Rewrite the stretch from the line containing "Patent image size: (940, 740)." through the line containing "The parasitic swing motion 54 is", substituting "diagrammatic" for "schematic" and leaving everything else unchanged.

Start of EXTRACTED MATERIAL

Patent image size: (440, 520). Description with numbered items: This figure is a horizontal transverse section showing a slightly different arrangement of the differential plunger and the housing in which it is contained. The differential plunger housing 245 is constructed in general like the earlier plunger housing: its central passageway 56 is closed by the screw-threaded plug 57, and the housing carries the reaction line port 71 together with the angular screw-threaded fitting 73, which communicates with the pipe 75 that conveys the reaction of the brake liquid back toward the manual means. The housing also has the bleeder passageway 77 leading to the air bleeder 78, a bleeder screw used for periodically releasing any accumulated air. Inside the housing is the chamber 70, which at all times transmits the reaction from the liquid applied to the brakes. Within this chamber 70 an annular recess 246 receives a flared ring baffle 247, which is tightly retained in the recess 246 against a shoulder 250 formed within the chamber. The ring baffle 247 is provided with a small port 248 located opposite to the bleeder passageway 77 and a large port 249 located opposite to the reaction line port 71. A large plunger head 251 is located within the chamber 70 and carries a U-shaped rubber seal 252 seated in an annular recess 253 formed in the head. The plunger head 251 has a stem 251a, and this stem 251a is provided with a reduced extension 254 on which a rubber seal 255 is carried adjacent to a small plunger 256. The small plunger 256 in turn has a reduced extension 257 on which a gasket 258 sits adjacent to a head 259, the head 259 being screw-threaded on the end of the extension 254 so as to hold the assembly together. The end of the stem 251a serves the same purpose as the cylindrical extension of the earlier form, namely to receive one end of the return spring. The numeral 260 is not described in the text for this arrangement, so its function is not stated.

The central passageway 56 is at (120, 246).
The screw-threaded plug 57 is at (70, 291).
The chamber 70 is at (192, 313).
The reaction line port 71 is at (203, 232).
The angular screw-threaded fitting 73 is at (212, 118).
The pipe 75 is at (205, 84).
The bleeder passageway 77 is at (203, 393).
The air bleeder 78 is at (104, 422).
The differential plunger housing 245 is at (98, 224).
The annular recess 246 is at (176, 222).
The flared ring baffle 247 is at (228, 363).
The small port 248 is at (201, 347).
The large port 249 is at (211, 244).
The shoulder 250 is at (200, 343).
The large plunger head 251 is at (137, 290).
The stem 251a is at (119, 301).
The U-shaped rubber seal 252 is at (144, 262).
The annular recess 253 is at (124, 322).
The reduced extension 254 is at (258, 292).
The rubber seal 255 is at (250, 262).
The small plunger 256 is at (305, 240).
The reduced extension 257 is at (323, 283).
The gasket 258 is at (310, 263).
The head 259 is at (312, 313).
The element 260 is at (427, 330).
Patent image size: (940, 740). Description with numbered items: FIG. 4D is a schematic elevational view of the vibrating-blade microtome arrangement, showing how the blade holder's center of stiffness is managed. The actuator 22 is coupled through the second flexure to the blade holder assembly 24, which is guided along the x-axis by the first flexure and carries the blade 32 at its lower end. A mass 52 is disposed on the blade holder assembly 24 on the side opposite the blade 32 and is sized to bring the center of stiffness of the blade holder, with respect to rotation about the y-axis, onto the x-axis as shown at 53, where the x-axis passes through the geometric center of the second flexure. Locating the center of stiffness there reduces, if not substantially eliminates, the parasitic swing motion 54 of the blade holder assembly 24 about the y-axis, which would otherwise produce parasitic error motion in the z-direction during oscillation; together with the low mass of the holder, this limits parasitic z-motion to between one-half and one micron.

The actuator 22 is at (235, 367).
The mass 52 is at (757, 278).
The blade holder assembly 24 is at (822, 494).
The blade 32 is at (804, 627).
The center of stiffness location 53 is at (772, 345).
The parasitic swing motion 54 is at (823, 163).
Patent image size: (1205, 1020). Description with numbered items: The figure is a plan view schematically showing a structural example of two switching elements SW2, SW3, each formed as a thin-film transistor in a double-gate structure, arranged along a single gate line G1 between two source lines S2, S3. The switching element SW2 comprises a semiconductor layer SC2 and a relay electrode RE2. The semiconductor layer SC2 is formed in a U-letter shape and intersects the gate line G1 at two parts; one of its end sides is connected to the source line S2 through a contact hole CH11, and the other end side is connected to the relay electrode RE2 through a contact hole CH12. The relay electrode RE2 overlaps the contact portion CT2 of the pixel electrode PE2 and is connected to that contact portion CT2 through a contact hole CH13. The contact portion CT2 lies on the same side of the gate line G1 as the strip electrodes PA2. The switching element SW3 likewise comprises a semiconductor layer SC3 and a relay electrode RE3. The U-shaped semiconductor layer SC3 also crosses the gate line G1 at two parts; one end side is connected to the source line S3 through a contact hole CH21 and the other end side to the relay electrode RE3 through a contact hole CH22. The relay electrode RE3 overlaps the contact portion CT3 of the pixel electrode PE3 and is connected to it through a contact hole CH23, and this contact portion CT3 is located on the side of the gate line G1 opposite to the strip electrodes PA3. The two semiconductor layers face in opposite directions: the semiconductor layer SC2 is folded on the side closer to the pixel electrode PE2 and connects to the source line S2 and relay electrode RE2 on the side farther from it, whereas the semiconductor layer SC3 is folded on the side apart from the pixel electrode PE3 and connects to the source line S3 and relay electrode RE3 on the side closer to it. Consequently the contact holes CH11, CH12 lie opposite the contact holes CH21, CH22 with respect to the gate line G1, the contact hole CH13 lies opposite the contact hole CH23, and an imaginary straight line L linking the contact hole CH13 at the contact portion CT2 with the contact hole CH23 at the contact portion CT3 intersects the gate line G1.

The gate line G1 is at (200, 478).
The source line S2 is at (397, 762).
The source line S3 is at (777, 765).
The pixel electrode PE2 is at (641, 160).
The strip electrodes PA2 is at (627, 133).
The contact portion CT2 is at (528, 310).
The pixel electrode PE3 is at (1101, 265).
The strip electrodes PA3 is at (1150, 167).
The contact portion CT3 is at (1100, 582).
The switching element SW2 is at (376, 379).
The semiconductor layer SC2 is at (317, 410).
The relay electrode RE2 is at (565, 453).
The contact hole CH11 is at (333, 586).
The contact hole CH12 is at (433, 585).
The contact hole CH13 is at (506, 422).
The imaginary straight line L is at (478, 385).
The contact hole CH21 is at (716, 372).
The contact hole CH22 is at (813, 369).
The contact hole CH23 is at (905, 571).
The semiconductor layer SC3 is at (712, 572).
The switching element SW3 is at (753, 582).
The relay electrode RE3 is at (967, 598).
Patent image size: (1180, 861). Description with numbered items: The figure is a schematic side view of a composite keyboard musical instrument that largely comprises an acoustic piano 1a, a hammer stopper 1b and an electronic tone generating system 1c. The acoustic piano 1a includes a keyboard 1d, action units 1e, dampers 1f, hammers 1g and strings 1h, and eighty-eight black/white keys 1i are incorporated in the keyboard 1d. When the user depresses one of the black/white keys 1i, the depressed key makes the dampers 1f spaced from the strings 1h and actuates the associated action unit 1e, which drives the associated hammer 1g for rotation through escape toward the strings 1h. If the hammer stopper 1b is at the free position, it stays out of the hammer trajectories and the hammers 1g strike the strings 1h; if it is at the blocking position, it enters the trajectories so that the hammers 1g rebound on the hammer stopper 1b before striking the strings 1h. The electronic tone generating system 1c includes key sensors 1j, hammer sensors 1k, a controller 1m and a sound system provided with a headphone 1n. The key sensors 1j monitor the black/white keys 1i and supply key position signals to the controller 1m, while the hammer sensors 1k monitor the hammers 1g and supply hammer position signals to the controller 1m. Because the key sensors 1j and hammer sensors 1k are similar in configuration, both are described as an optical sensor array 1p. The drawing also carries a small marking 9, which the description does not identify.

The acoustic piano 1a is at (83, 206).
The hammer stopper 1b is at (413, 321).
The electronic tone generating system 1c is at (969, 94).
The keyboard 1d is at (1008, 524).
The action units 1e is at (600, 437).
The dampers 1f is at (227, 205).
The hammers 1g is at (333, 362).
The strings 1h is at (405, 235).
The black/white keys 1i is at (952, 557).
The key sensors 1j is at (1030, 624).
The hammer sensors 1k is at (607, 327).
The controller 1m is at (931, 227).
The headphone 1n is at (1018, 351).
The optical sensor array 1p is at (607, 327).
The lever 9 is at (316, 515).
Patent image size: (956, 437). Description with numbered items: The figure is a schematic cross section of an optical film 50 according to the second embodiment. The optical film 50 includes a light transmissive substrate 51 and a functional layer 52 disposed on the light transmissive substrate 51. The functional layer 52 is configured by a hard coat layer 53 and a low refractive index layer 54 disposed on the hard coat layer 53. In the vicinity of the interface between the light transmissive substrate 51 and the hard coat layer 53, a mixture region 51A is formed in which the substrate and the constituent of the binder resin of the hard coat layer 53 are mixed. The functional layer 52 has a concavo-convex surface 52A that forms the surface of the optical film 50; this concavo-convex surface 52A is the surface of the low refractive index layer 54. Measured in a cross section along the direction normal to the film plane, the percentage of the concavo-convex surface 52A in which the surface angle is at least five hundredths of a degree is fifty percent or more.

End of EXTRACTED MATERIAL

> [EXPECTED ANSWER]
Patent image size: (940, 740). Description with numbered items: FIG. 4D is a diagrammatic elevational view of the vibrating-blade microtome arrangement, showing how the blade holder's center of stiffness is managed. The actuator 22 is coupled through the second flexure to the blade holder assembly 24, which is guided along the x-axis by the first flexure and carries the blade 32 at its lower end. A mass 52 is disposed on the blade holder assembly 24 on the side opposite the blade 32 and is sized to bring the center of stiffness of the blade holder, with respect to rotation about the y-axis, onto the x-axis as shown at 53, where the x-axis passes through the geometric center of the second flexure. Locating the center of stiffness there reduces, if not substantially eliminates, the parasitic swing motion 54 of the blade holder assembly 24 about the y-axis, which would otherwise produce parasitic error motion in the z-direction during oscillation; together with the low mass of the holder, this limits parasitic z-motion to between one-half and one micron.

The actuator 22 is at (235, 367).
The mass 52 is at (757, 278).
The blade holder assembly 24 is at (822, 494).
The blade 32 is at (804, 627).
The center of stiffness location 53 is at (772, 345).
The parasitic swing motion 54 is at (823, 163).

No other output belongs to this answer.